Set task: Return every record below exactly as written, omitting any pictures.

(Part of a data file)

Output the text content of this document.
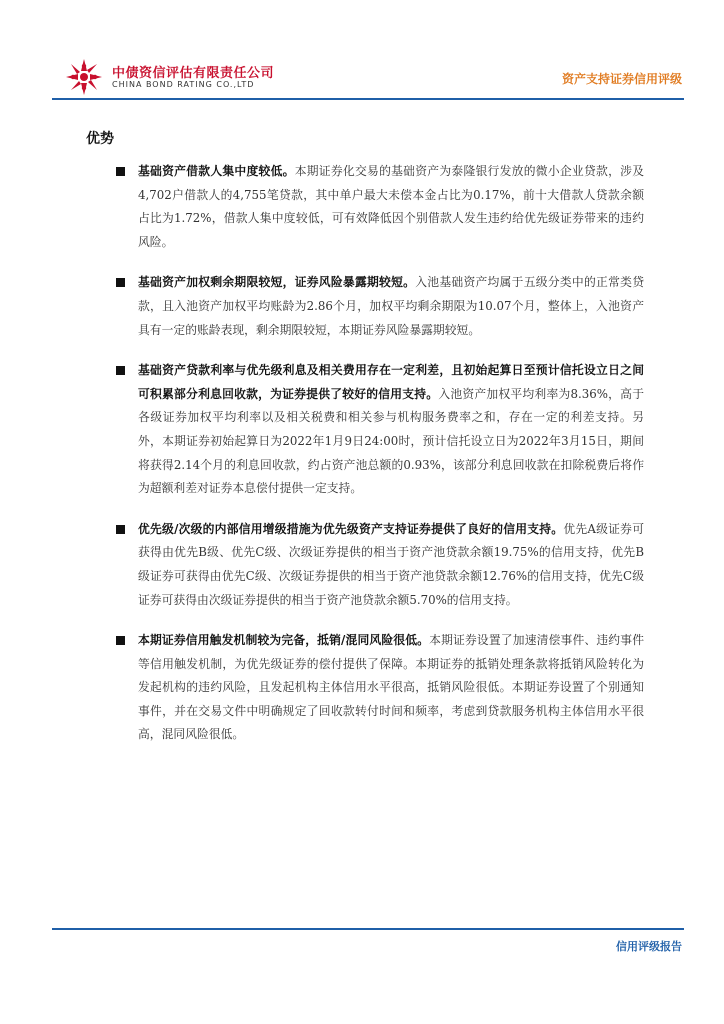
中债资信评估有限责任公司
CHINA BOND RATING CO.,LTD	资产支持证券信用评级
优势
基础资产借款人集中度较低。本期证券化交易的基础资产为泰隆银行发放的微小企业贷款，涉及4,702户借款人的4,755笔贷款，其中单户最大未偿本金占比为0.17%，前十大借款人贷款余额占比为1.72%，借款人集中度较低，可有效降低因个别借款人发生违约给优先级证券带来的违约风险。
基础资产加权剩余期限较短，证券风险暴露期较短。入池基础资产均属于五级分类中的正常类贷款，且入池资产加权平均账龄为2.86个月，加权平均剩余期限为10.07个月，整体上，入池资产具有一定的账龄表现，剩余期限较短，本期证券风险暴露期较短。
基础资产贷款利率与优先级利息及相关费用存在一定利差，且初始起算日至预计信托设立日之间可积累部分利息回收款，为证券提供了较好的信用支持。入池资产加权平均利率为8.36%，高于各级证券加权平均利率以及相关税费和相关参与机构服务费率之和，存在一定的利差支持。另外，本期证券初始起算日为2022年1月9日24:00时，预计信托设立日为2022年3月15日，期间将获得2.14个月的利息回收款，约占资产池总额的0.93%，该部分利息回收款在扣除税费后将作为超额利差对证券本息偿付提供一定支持。
优先级/次级的内部信用增级措施为优先级资产支持证券提供了良好的信用支持。优先A级证券可获得由优先B级、优先C级、次级证券提供的相当于资产池贷款余额19.75%的信用支持，优先B级证券可获得由优先C级、次级证券提供的相当于资产池贷款余额12.76%的信用支持，优先C级证券可获得由次级证券提供的相当于资产池贷款余额5.70%的信用支持。
本期证券信用触发机制较为完备，抵销/混同风险很低。本期证券设置了加速清偿事件、违约事件等信用触发机制，为优先级证券的偿付提供了保障。本期证券的抵销处理条款将抵销风险转化为发起机构的违约风险，且发起机构主体信用水平很高，抵销风险很低。本期证券设置了个别通知事件，并在交易文件中明确规定了回收款转付时间和频率，考虑到贷款服务机构主体信用水平很高，混同风险很低。
信用评级报告
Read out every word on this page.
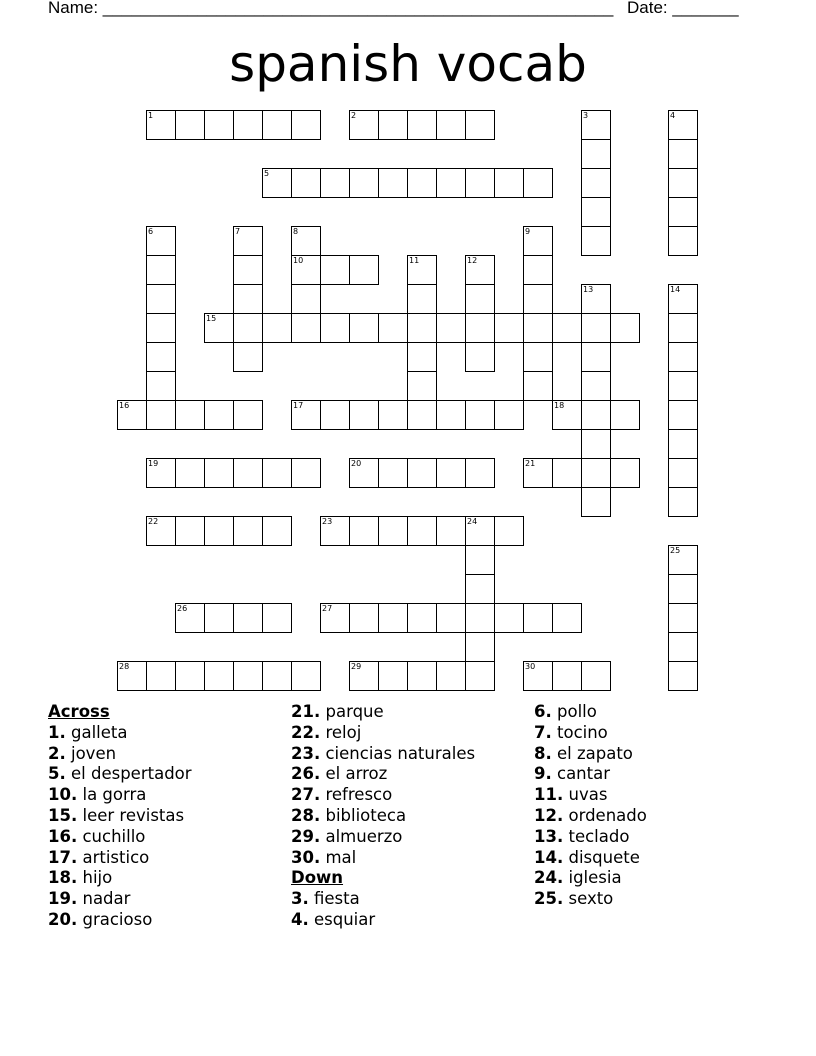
Name: ______________________________________________________ Date: _______
spanish vocab
1	2	3	4
5
6	7	8
10
9
11	12
13	14
15
16	17	18
19	20	21
22	23	24
25
26	27
28	29	30
Across
1. galleta
2. joven
5. el despertador
10. la gorra
15. leer revistas
16. cuchillo
17. artistico
18. hijo
19. nadar
20. gracioso
21. parque
22. reloj
23. ciencias naturales
26. el arroz
27. refresco
28. biblioteca
29. almuerzo
30. mal
Down
3. fiesta
4. esquiar
6. pollo
7. tocino
8. el zapato
9. cantar
11. uvas
12. ordenado
13. teclado
14. disquete
24. iglesia
25. sexto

Task result:
Output the text content of this document.
中债资信评估有限责任公司
CHINA BOND RATING CO.,LTD	资产支持证券信用评级
优势
基础资产借款人集中度较低。本期证券化交易的基础资产为泰隆银行发放的微小企业贷款，涉及4,702户借款人的4,755笔贷款，其中单户最大未偿本金占比为0.17%，前十大借款人贷款余额占比为1.72%，借款人集中度较低，可有效降低因个别借款人发生违约给优先级证券带来的违约风险。
基础资产加权剩余期限较短，证券风险暴露期较短。入池基础资产均属于五级分类中的正常类贷款，且入池资产加权平均账龄为2.86个月，加权平均剩余期限为10.07个月，整体上，入池资产具有一定的账龄表现，剩余期限较短，本期证券风险暴露期较短。
基础资产贷款利率与优先级利息及相关费用存在一定利差，且初始起算日至预计信托设立日之间可积累部分利息回收款，为证券提供了较好的信用支持。入池资产加权平均利率为8.36%，高于各级证券加权平均利率以及相关税费和相关参与机构服务费率之和，存在一定的利差支持。另外，本期证券初始起算日为2022年1月9日24:00时，预计信托设立日为2022年3月15日，期间将获得2.14个月的利息回收款，约占资产池总额的0.93%，该部分利息回收款在扣除税费后将作为超额利差对证券本息偿付提供一定支持。
优先级/次级的内部信用增级措施为优先级资产支持证券提供了良好的信用支持。优先A级证券可获得由优先B级、优先C级、次级证券提供的相当于资产池贷款余额19.75%的信用支持，优先B级证券可获得由优先C级、次级证券提供的相当于资产池贷款余额12.76%的信用支持，优先C级证券可获得由次级证券提供的相当于资产池贷款余额5.70%的信用支持。
本期证券信用触发机制较为完备，抵销/混同风险很低。本期证券设置了加速清偿事件、违约事件等信用触发机制，为优先级证券的偿付提供了保障。本期证券的抵销处理条款将抵销风险转化为发起机构的违约风险，且发起机构主体信用水平很高，抵销风险很低。本期证券设置了个别通知事件，并在交易文件中明确规定了回收款转付时间和频率，考虑到贷款服务机构主体信用水平很高，混同风险很低。
信用评级报告
Read out every word on this page.
Name: ______________________________________________________ Date: _______
spanish vocab
1	2	3	4
5
6	7	8
10
9
11	12
13	14
15
16	17	18
19	20	21
22	23	24
25
26	27
28	29	30
Across
1. galleta
2. joven
5. el despertador
10. la gorra
15. leer revistas
16. cuchillo
17. artistico
18. hijo
19. nadar
20. gracioso
21. parque
22. reloj
23. ciencias naturales
26. el arroz
27. refresco
28. biblioteca
29. almuerzo
30. mal
Down
3. fiesta
4. esquiar
6. pollo
7. tocino
8. el zapato
9. cantar
11. uvas
12. ordenado
13. teclado
14. disquete
24. iglesia
25. sexto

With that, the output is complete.